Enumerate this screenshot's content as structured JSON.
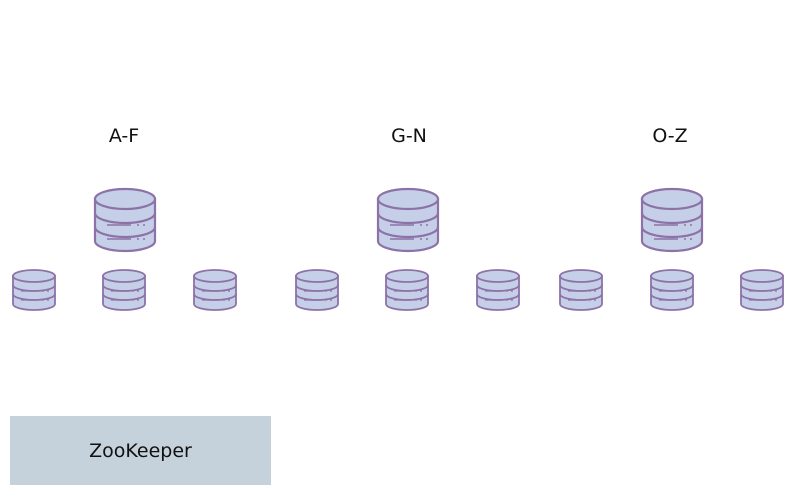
{
  "diagram": {
    "shards": [
      {
        "range": "A-F"
      },
      {
        "range": "G-N"
      },
      {
        "range": "O-Z"
      }
    ],
    "replicas_per_shard": 3,
    "coordinator": {
      "label": "ZooKeeper"
    },
    "colors": {
      "db_fill": "#c5d0e8",
      "db_stroke": "#8d72a8",
      "coordinator_fill": "#c5d1db",
      "text": "#111111"
    },
    "icons": {
      "primary": "database-icon",
      "replica": "database-icon"
    }
  }
}
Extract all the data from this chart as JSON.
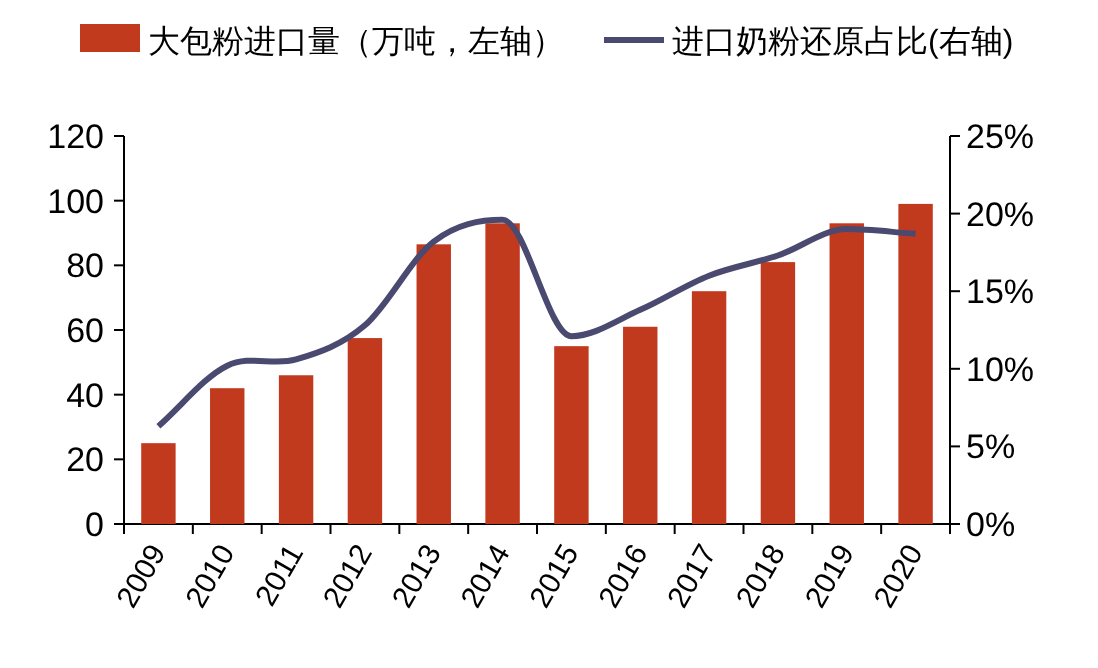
{
  "chart_data": {
    "type": "bar",
    "categories": [
      "2009",
      "2010",
      "2011",
      "2012",
      "2013",
      "2014",
      "2015",
      "2016",
      "2017",
      "2018",
      "2019",
      "2020"
    ],
    "series": [
      {
        "name": "大包粉进口量（万吨，左轴）",
        "color": "#c23a1e",
        "values": [
          25,
          42,
          46,
          57.5,
          86.5,
          93,
          55,
          61,
          72,
          81,
          93,
          99
        ]
      },
      {
        "name": "进口奶粉还原占比(右轴)",
        "type": "line",
        "axis": "y2",
        "color": "#4a4970",
        "values": [
          6.3,
          10.2,
          10.6,
          12.8,
          18.2,
          19.6,
          12.1,
          13.8,
          16,
          17.3,
          19,
          18.7
        ]
      }
    ],
    "ylim": [
      0,
      120
    ],
    "yticks": [
      0,
      20,
      40,
      60,
      80,
      100,
      120
    ],
    "y2lim": [
      0,
      25
    ],
    "y2ticks": [
      {
        "value": 0,
        "label": "0%"
      },
      {
        "value": 5,
        "label": "5%"
      },
      {
        "value": 10,
        "label": "10%"
      },
      {
        "value": 15,
        "label": "15%"
      },
      {
        "value": 20,
        "label": "20%"
      },
      {
        "value": 25,
        "label": "25%"
      }
    ],
    "legend": "top",
    "grid": false
  }
}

→ EXERCISE BRIEF
In the entries above, identify each line that includes the string "this", then copy it.

→ EXERCISE SOLUTION
Enumerate this screenshot's content as structured JSON.
Extract all the data from this chart as JSON.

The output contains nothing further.